*** EXTRACTED MATERIAL ***
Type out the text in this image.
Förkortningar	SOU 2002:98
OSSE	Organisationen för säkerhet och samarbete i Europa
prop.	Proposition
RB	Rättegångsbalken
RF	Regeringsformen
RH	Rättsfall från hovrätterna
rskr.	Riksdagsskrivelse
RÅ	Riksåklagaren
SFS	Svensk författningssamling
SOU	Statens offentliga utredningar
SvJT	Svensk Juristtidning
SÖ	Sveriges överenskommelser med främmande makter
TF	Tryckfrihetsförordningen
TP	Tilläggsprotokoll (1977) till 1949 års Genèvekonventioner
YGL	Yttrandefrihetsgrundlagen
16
***
*** EXTRACTED MATERIAL ***
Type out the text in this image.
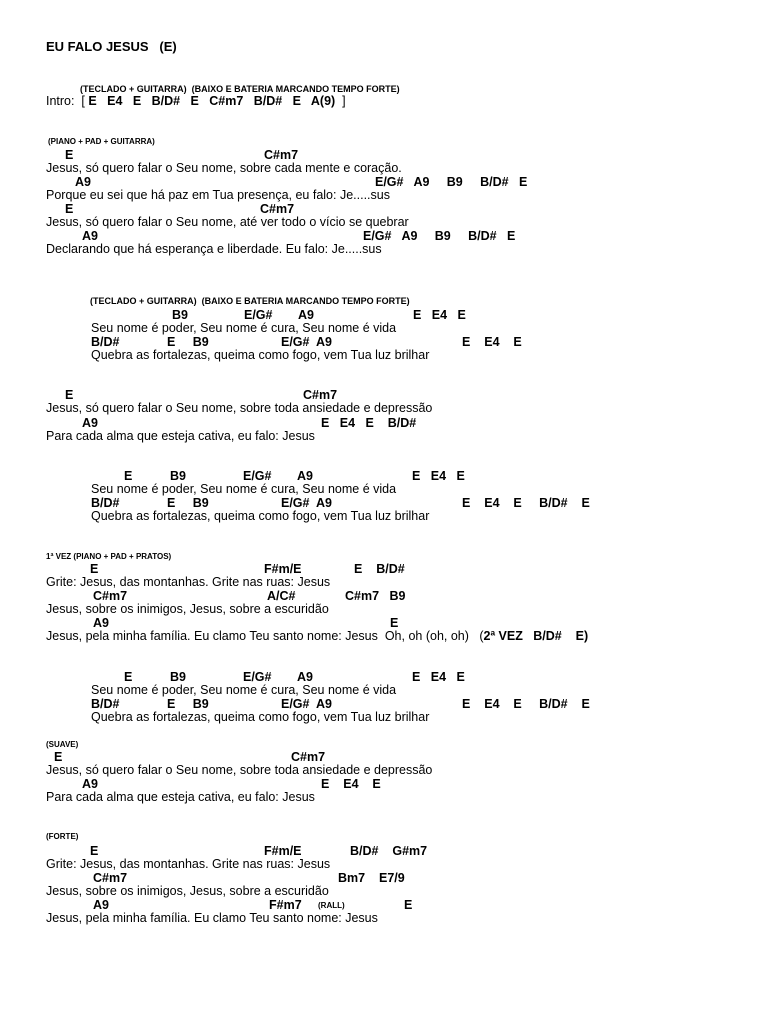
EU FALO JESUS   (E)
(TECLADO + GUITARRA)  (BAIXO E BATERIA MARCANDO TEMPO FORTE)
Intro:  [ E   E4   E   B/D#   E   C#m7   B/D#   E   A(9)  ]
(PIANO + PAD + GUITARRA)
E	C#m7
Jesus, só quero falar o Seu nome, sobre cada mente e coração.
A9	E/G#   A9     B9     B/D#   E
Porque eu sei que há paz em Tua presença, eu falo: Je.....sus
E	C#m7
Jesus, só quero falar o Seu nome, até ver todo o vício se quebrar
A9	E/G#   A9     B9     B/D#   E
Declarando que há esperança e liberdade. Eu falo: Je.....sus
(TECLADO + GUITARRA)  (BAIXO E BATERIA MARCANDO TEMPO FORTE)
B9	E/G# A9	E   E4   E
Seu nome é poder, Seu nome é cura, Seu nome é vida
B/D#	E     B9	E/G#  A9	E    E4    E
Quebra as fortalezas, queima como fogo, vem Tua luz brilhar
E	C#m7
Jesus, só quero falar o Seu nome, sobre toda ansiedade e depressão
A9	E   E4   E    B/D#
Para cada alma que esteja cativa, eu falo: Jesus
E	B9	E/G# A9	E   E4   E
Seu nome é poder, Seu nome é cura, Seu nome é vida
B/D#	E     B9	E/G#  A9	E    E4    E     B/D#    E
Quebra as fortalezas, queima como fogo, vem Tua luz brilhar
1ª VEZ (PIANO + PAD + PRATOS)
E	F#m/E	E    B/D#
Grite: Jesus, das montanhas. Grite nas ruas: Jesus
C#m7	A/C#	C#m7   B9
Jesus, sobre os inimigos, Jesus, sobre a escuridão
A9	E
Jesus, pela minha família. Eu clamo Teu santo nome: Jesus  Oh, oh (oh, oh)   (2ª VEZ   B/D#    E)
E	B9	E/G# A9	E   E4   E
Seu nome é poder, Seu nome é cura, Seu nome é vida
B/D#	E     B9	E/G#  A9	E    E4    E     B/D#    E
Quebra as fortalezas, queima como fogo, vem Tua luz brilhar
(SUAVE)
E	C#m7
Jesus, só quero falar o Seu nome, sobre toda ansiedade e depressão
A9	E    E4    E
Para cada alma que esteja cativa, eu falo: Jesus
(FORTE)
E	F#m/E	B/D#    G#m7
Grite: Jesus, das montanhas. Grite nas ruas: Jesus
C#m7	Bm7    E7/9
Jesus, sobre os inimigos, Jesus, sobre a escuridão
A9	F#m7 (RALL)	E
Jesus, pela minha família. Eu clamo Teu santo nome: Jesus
***
*** EXTRACTED MATERIAL ***
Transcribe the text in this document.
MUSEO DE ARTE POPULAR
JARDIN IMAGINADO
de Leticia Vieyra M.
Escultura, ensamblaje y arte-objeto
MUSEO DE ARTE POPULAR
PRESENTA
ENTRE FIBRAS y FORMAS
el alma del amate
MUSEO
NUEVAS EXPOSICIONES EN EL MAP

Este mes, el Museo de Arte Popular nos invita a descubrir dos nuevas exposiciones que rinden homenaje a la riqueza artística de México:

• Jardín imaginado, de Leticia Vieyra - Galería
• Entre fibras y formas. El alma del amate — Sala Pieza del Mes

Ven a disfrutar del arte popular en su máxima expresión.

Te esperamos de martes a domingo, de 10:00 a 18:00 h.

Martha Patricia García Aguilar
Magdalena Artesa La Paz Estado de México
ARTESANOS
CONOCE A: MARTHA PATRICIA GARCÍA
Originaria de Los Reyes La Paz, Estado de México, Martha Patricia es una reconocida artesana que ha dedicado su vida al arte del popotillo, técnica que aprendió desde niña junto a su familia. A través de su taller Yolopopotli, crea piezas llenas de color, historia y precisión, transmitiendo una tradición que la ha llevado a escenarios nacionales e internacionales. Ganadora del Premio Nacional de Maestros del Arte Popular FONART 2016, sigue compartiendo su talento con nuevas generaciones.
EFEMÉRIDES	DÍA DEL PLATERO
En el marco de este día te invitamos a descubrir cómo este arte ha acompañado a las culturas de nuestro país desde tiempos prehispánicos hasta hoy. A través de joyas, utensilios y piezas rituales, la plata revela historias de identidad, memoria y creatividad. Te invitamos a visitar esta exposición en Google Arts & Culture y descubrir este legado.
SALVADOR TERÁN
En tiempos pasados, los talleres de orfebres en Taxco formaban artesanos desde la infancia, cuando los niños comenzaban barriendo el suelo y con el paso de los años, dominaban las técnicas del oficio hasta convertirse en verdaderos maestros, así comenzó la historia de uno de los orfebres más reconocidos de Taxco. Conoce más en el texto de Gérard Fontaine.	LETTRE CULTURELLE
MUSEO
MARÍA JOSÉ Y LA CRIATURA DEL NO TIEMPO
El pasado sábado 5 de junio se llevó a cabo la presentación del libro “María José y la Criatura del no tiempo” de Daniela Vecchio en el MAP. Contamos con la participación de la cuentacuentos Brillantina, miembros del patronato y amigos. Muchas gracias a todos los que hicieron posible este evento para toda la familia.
***
Your task is to gather every line with the word "pela" and copy it.

[REPLY]:
Jesus, pela minha família. Eu clamo Teu santo nome: Jesus  Oh, oh (oh, oh)   (2ª VEZ   B/D#    E)
Jesus, pela minha família. Eu clamo Teu santo nome: Jesus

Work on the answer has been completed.